• _SHORT TASK_
Please give the entries again in full and exactly, without any picture.

• _RECORDS FOR THIS TASK_

****

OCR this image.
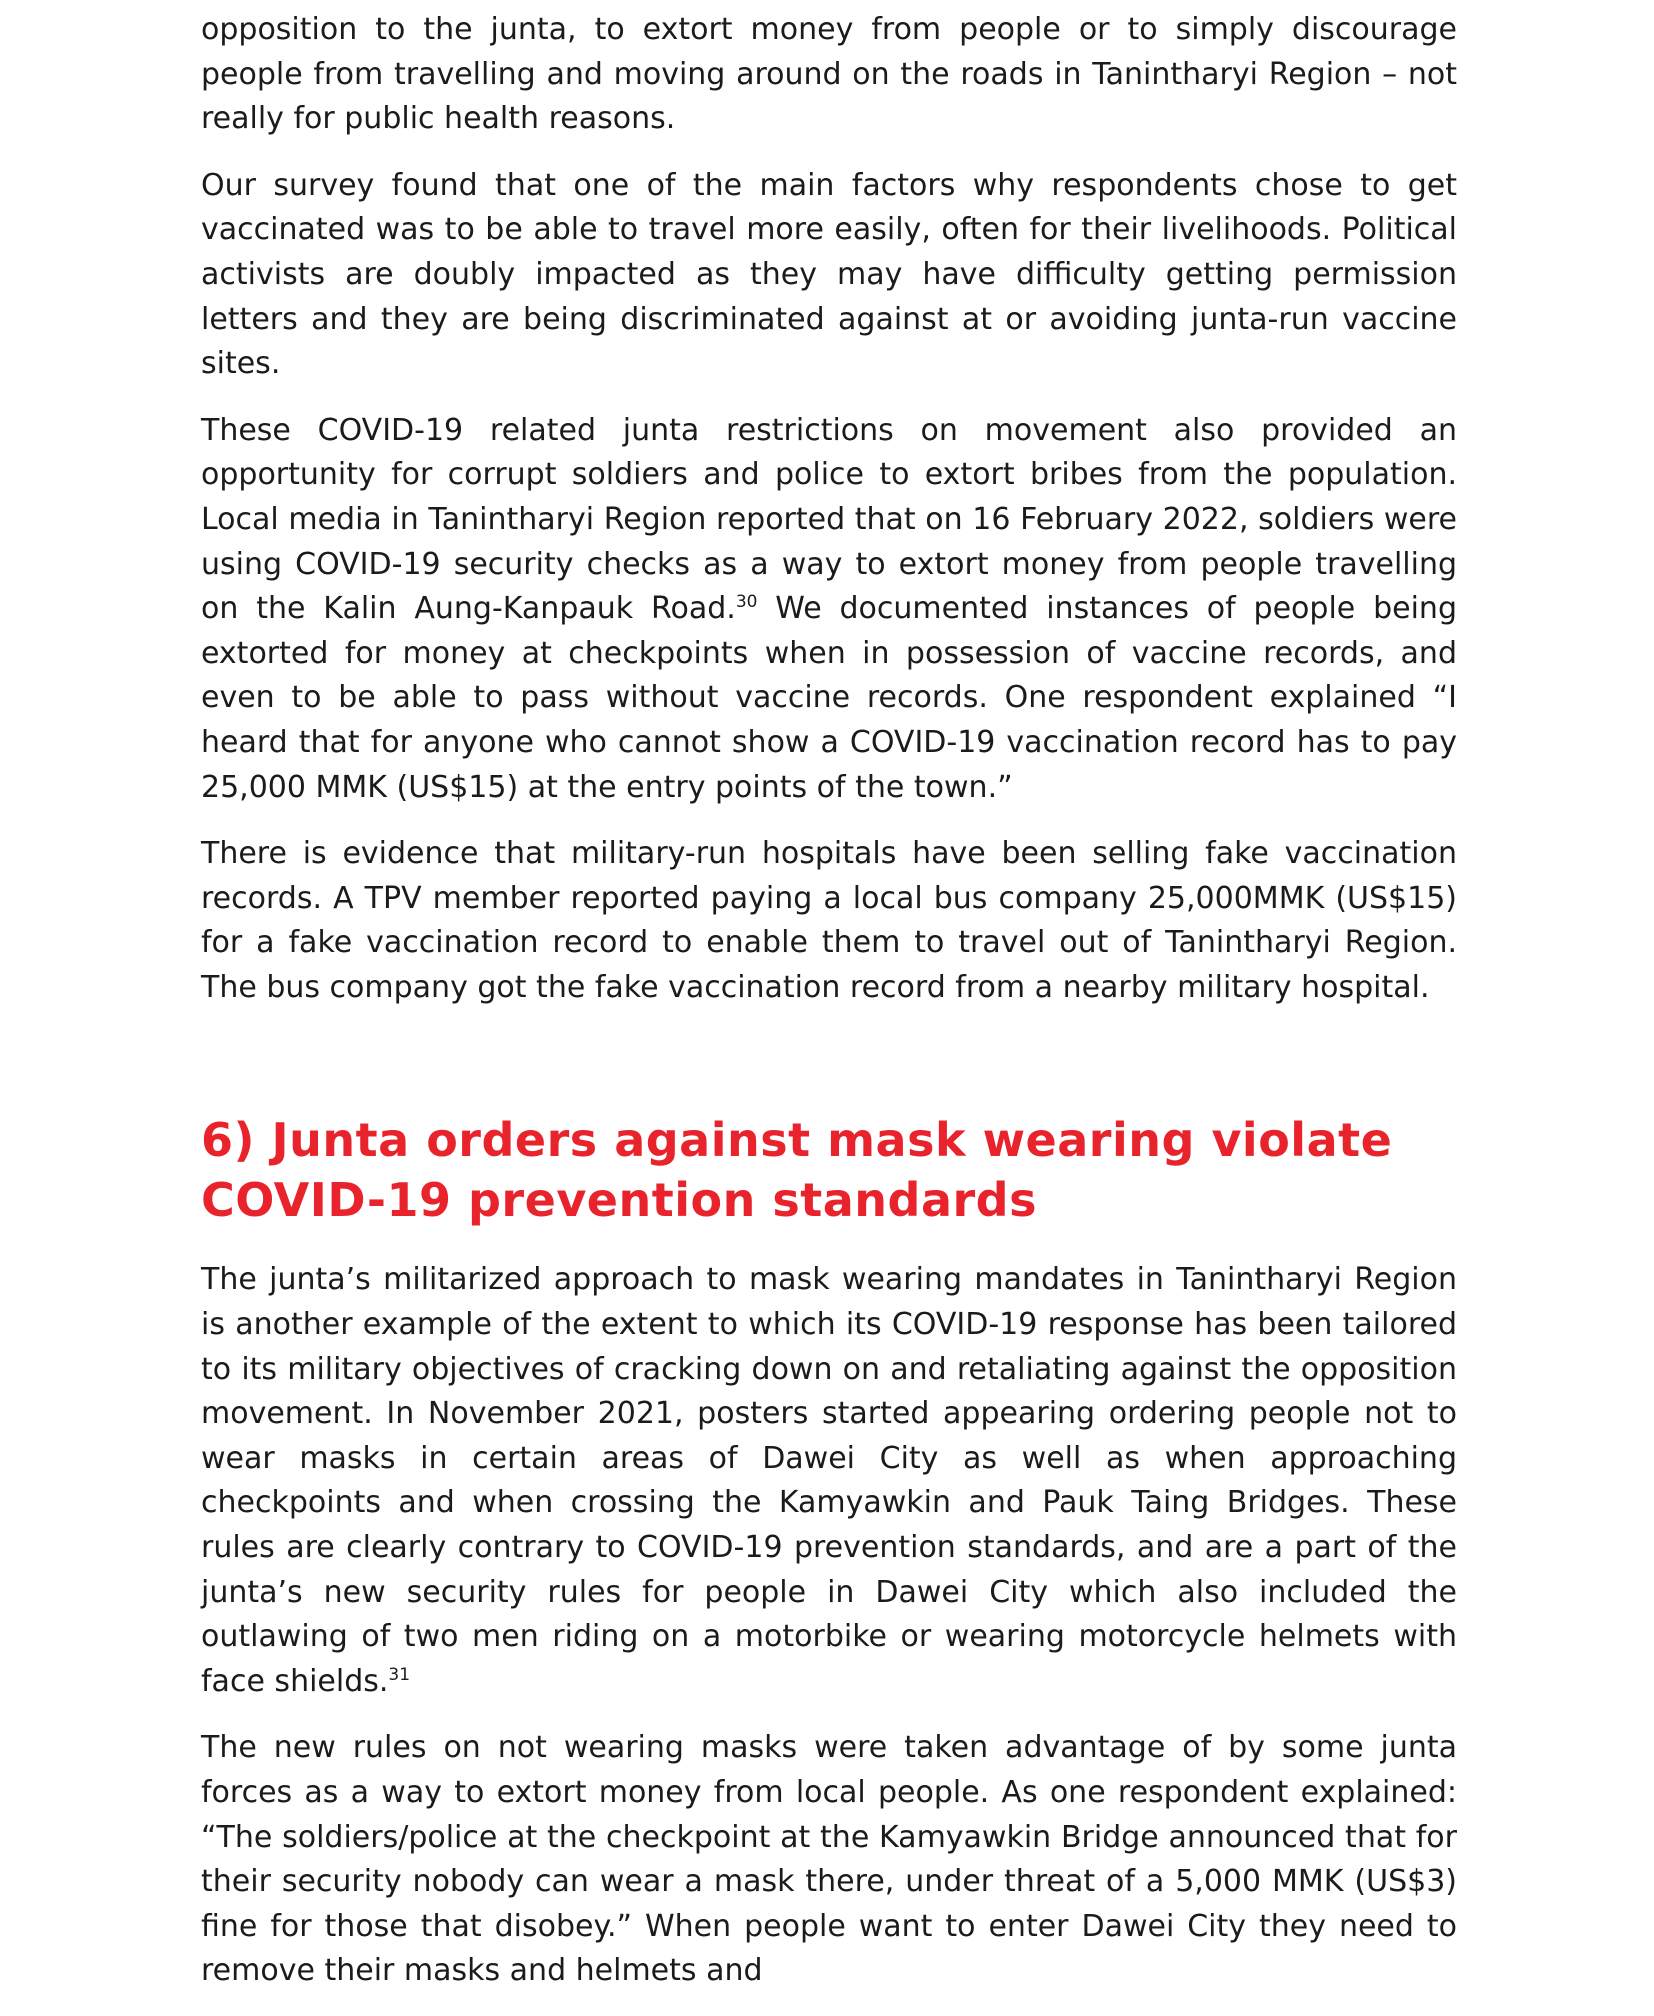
opposition to the junta, to extort money from people or to simply discourage people from travelling and moving around on the roads in Tanintharyi Region – not really for public health reasons.

Our survey found that one of the main factors why respondents chose to get vaccinated was to be able to travel more easily, often for their livelihoods. Political activists are doubly impacted as they may have difficulty getting permission letters and they are being discriminated against at or avoiding junta-run vaccine sites.

These COVID-19 related junta restrictions on movement also provided an opportunity for corrupt soldiers and police to extort bribes from the population. Local media in Tanintharyi Region reported that on 16 February 2022, soldiers were using COVID-19 security checks as a way to extort money from people travelling on the Kalin Aung-Kanpauk Road.$^{30}$ We documented instances of people being extorted for money at checkpoints when in possession of vaccine records, and even to be able to pass without vaccine records. One respondent explained “I heard that for anyone who cannot show a COVID-19 vaccination record has to pay 25,000 MMK (US$15) at the entry points of the town.”

There is evidence that military-run hospitals have been selling fake vaccination records. A TPV member reported paying a local bus company 25,000MMK (US$15) for a fake vaccination record to enable them to travel out of Tanintharyi Region. The bus company got the fake vaccination record from a nearby military hospital.

6) Junta orders against mask wearing violate
COVID-19 prevention standards

The junta’s militarized approach to mask wearing mandates in Tanintharyi Region is another example of the extent to which its COVID-19 response has been tailored to its military objectives of cracking down on and retaliating against the opposition movement. In November 2021, posters started appearing ordering people not to wear masks in certain areas of Dawei City as well as when approaching checkpoints and when crossing the Kamyawkin and Pauk Taing Bridges. These rules are clearly contrary to COVID-19 prevention standards, and are a part of the junta’s new security rules for people in Dawei City which also included the outlawing of two men riding on a motorbike or wearing motorcycle helmets with face shields.$^{31}$

The new rules on not wearing masks were taken advantage of by some junta forces as a way to extort money from local people. As one respondent explained: “The soldiers/police at the checkpoint at the Kamyawkin Bridge announced that for their security nobody can wear a mask there, under threat of a 5,000 MMK (US$3) fine for those that disobey.” When people want to enter Dawei City they need to remove their masks and helmets and
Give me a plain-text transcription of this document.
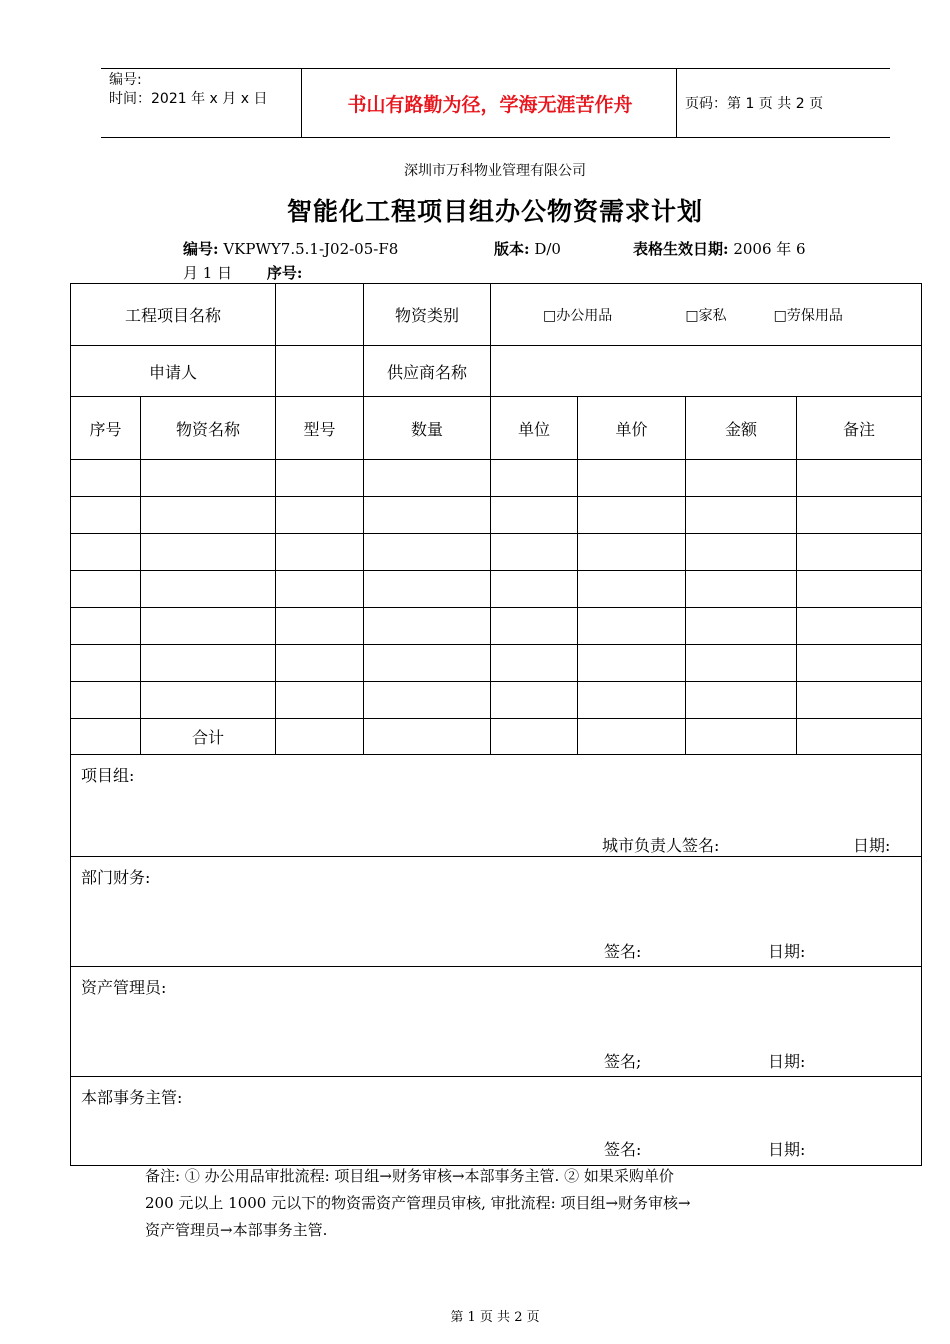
编号:
时间：2021 年 x 月 x 日	书山有路勤为径，学海无涯苦作舟	页码：第 1 页 共 2 页
深圳市万科物业管理有限公司
智能化工程项目组办公物资需求计划
编号: VKPWY7.5.1-J02-05-F8	版本: D/0	表格生效日期: 2006 年 6
月 1 日 序号:
工程项目名称			物资类别	□办公用品 □家私 □劳保用品			
申请人			供应商名称				
序号	物资名称	型号	数量	单位	单价	金额	备注

	合计						

项目组:
城市负责人签名: 日期:							

部门财务:
签名: 日期:							

资产管理员:
签名; 日期:							

本部事务主管:
签名: 日期:							
备注: ① 办公用品审批流程: 项目组→财务审核→本部事务主管. ② 如果采购单价
200 元以上 1000 元以下的物资需资产管理员审核, 审批流程: 项目组→财务审核→
资产管理员→本部事务主管.
第 1 页 共 2 页
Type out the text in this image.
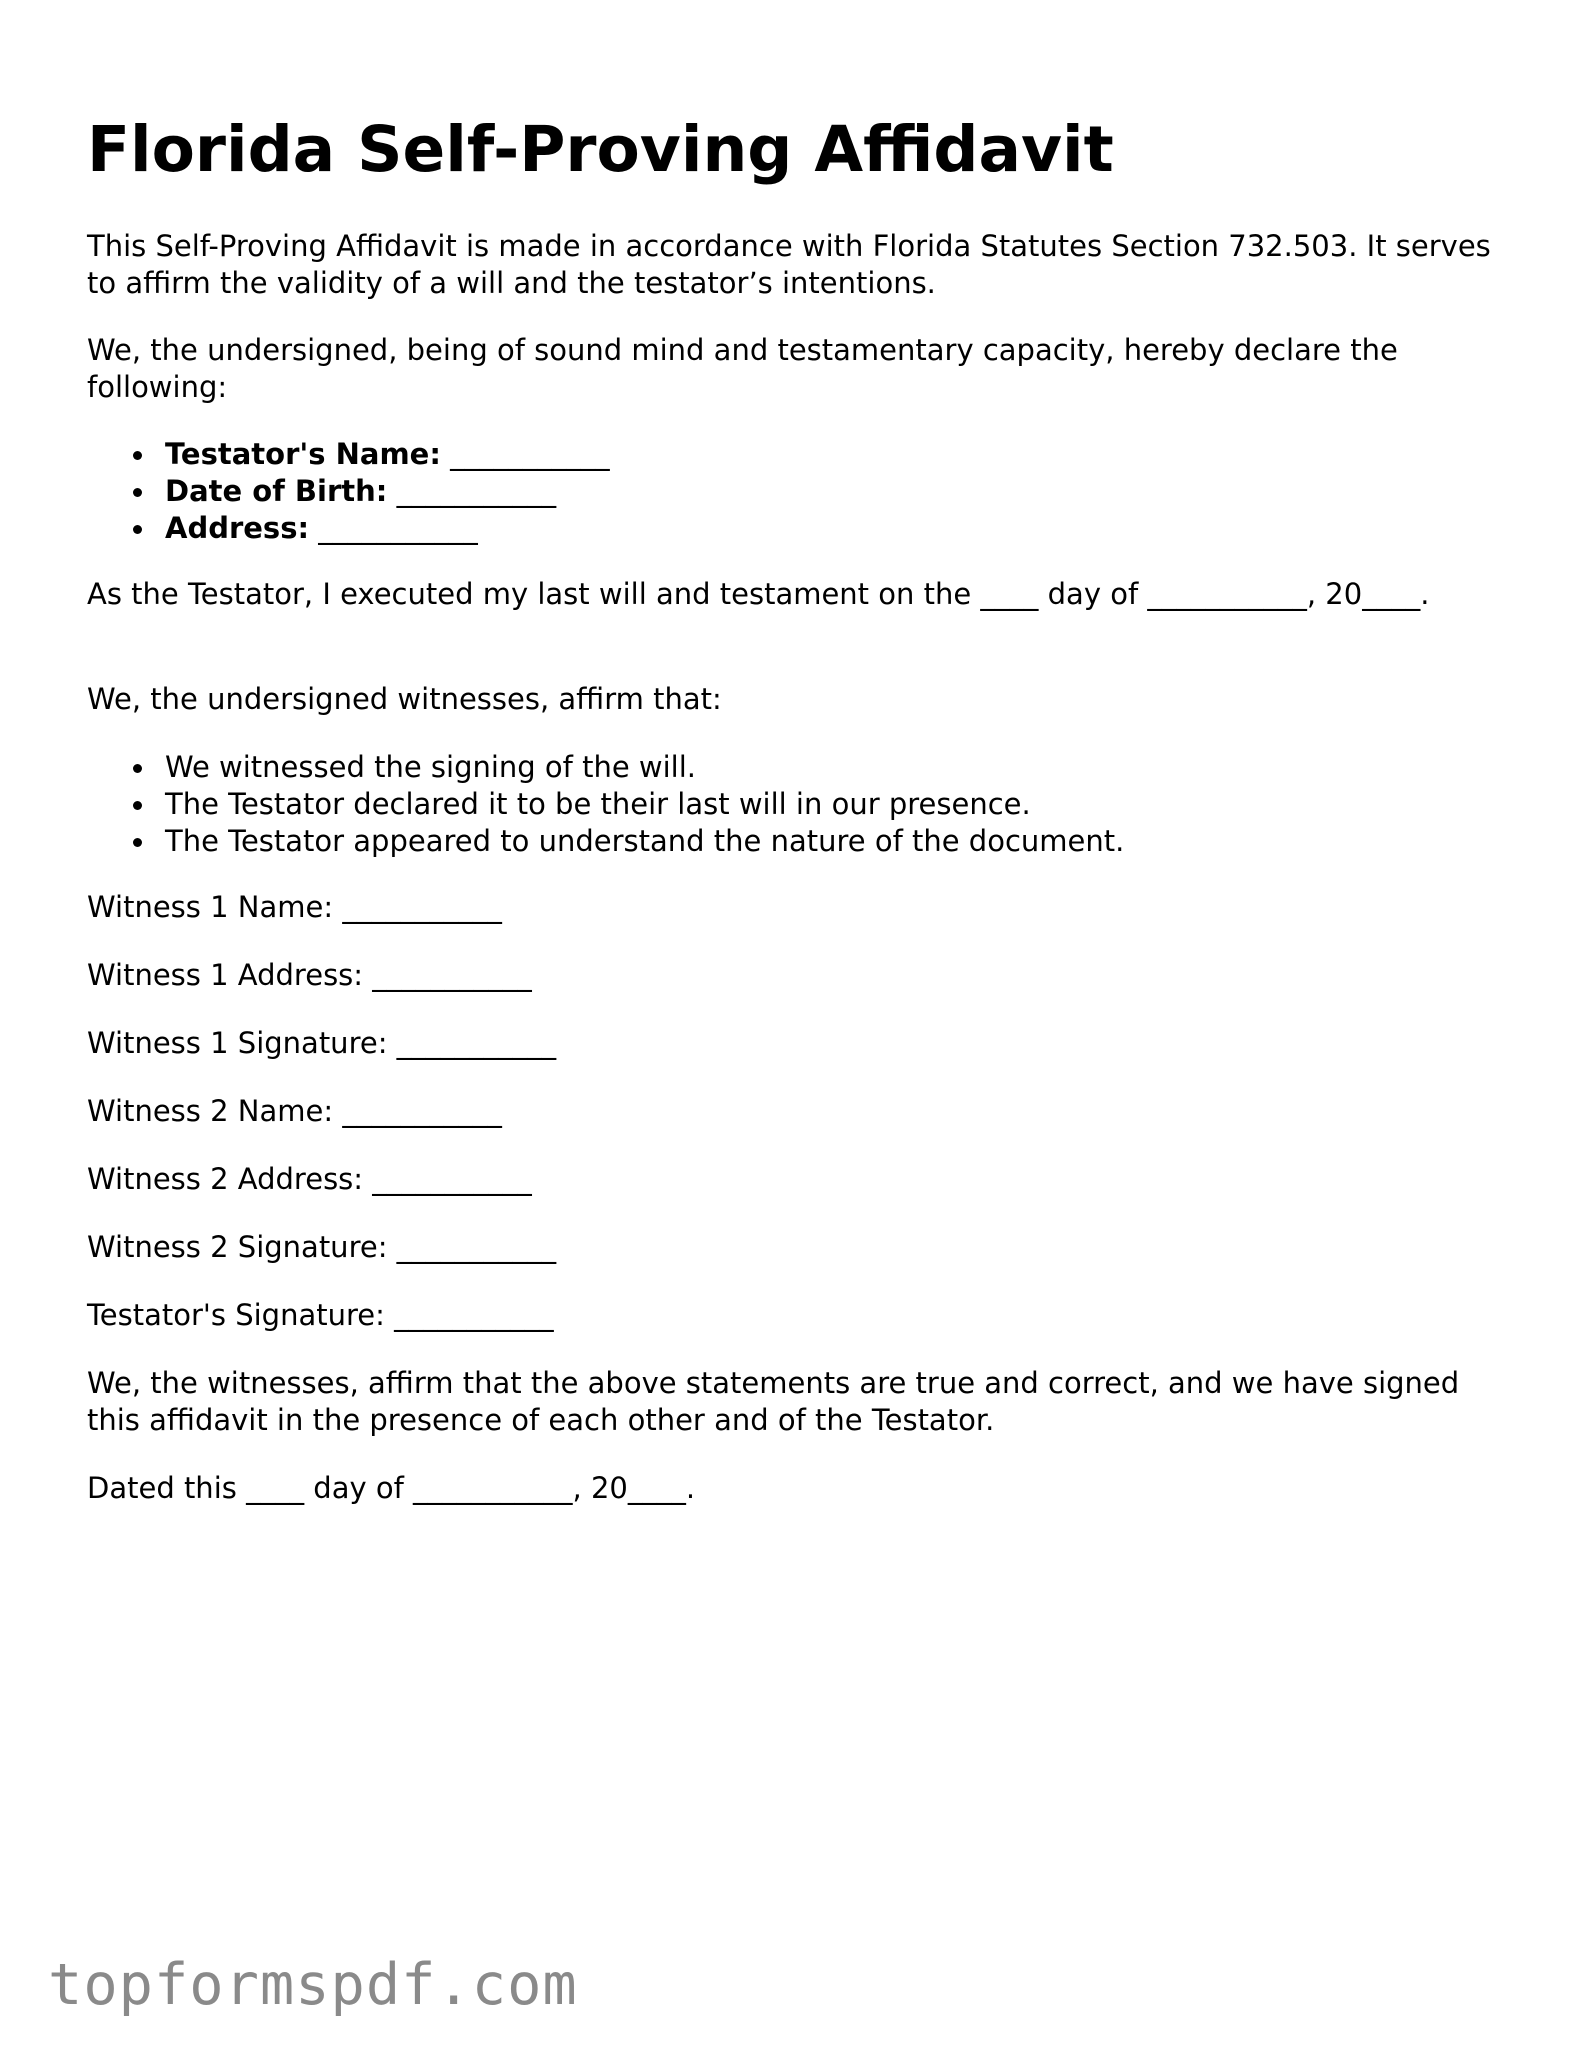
Florida Self-Proving Affidavit

This Self-Proving Affidavit is made in accordance with Florida Statutes Section 732.503. It serves to affirm the validity of a will and the testator’s intentions.

We, the undersigned, being of sound mind and testamentary capacity, hereby declare the following:

Testator's Name: ___________
Date of Birth: ___________
Address: ___________

As the Testator, I executed my last will and testament on the ____ day of ___________, 20____.

We, the undersigned witnesses, affirm that:

We witnessed the signing of the will.
The Testator declared it to be their last will in our presence.
The Testator appeared to understand the nature of the document.

Witness 1 Name: ___________

Witness 1 Address: ___________

Witness 1 Signature: ___________

Witness 2 Name: ___________

Witness 2 Address: ___________

Witness 2 Signature: ___________

Testator's Signature: ___________

We, the witnesses, affirm that the above statements are true and correct, and we have signed this affidavit in the presence of each other and of the Testator.

Dated this ____ day of ___________, 20____.

topformspdf.com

****

• _RESPONSE TO THE TASK_
OCR this image.
opposition to the junta, to extort money from people or to simply discourage people from travelling and moving around on the roads in Tanintharyi Region – not really for public health reasons.

Our survey found that one of the main factors why respondents chose to get vaccinated was to be able to travel more easily, often for their livelihoods. Political activists are doubly impacted as they may have difficulty getting permission letters and they are being discriminated against at or avoiding junta-run vaccine sites.

These COVID-19 related junta restrictions on movement also provided an opportunity for corrupt soldiers and police to extort bribes from the population. Local media in Tanintharyi Region reported that on 16 February 2022, soldiers were using COVID-19 security checks as a way to extort money from people travelling on the Kalin Aung-Kanpauk Road.$^{30}$ We documented instances of people being extorted for money at checkpoints when in possession of vaccine records, and even to be able to pass without vaccine records. One respondent explained “I heard that for anyone who cannot show a COVID-19 vaccination record has to pay 25,000 MMK (US$15) at the entry points of the town.”

There is evidence that military-run hospitals have been selling fake vaccination records. A TPV member reported paying a local bus company 25,000MMK (US$15) for a fake vaccination record to enable them to travel out of Tanintharyi Region. The bus company got the fake vaccination record from a nearby military hospital.

6) Junta orders against mask wearing violate
COVID-19 prevention standards

The junta’s militarized approach to mask wearing mandates in Tanintharyi Region is another example of the extent to which its COVID-19 response has been tailored to its military objectives of cracking down on and retaliating against the opposition movement. In November 2021, posters started appearing ordering people not to wear masks in certain areas of Dawei City as well as when approaching checkpoints and when crossing the Kamyawkin and Pauk Taing Bridges. These rules are clearly contrary to COVID-19 prevention standards, and are a part of the junta’s new security rules for people in Dawei City which also included the outlawing of two men riding on a motorbike or wearing motorcycle helmets with face shields.$^{31}$

The new rules on not wearing masks were taken advantage of by some junta forces as a way to extort money from local people. As one respondent explained: “The soldiers/police at the checkpoint at the Kamyawkin Bridge announced that for their security nobody can wear a mask there, under threat of a 5,000 MMK (US$3) fine for those that disobey.” When people want to enter Dawei City they need to remove their masks and helmets and
Give me a plain-text transcription of this document.
编号:
时间：2021 年 x 月 x 日	书山有路勤为径，学海无涯苦作舟	页码：第 1 页 共 2 页
深圳市万科物业管理有限公司
智能化工程项目组办公物资需求计划
编号: VKPWY7.5.1-J02-05-F8	版本: D/0	表格生效日期: 2006 年 6
月 1 日 序号:
工程项目名称			物资类别	□办公用品 □家私 □劳保用品			
申请人			供应商名称				
序号	物资名称	型号	数量	单位	单价	金额	备注

	合计						

项目组:
城市负责人签名: 日期:							

部门财务:
签名: 日期:							

资产管理员:
签名; 日期:							

本部事务主管:
签名: 日期:							
备注: ① 办公用品审批流程: 项目组→财务审核→本部事务主管. ② 如果采购单价
200 元以上 1000 元以下的物资需资产管理员审核, 审批流程: 项目组→财务审核→
资产管理员→本部事务主管.
第 1 页 共 2 页
Type out the text in this image.
Florida Self-Proving Affidavit

This Self-Proving Affidavit is made in accordance with Florida Statutes Section 732.503. It serves to affirm the validity of a will and the testator’s intentions.

We, the undersigned, being of sound mind and testamentary capacity, hereby declare the following:

Testator's Name: ___________
Date of Birth: ___________
Address: ___________

As the Testator, I executed my last will and testament on the ____ day of ___________, 20____.

We, the undersigned witnesses, affirm that:

We witnessed the signing of the will.
The Testator declared it to be their last will in our presence.
The Testator appeared to understand the nature of the document.

Witness 1 Name: ___________

Witness 1 Address: ___________

Witness 1 Signature: ___________

Witness 2 Name: ___________

Witness 2 Address: ___________

Witness 2 Signature: ___________

Testator's Signature: ___________

We, the witnesses, affirm that the above statements are true and correct, and we have signed this affidavit in the presence of each other and of the Testator.

Dated this ____ day of ___________, 20____.

topformspdf.com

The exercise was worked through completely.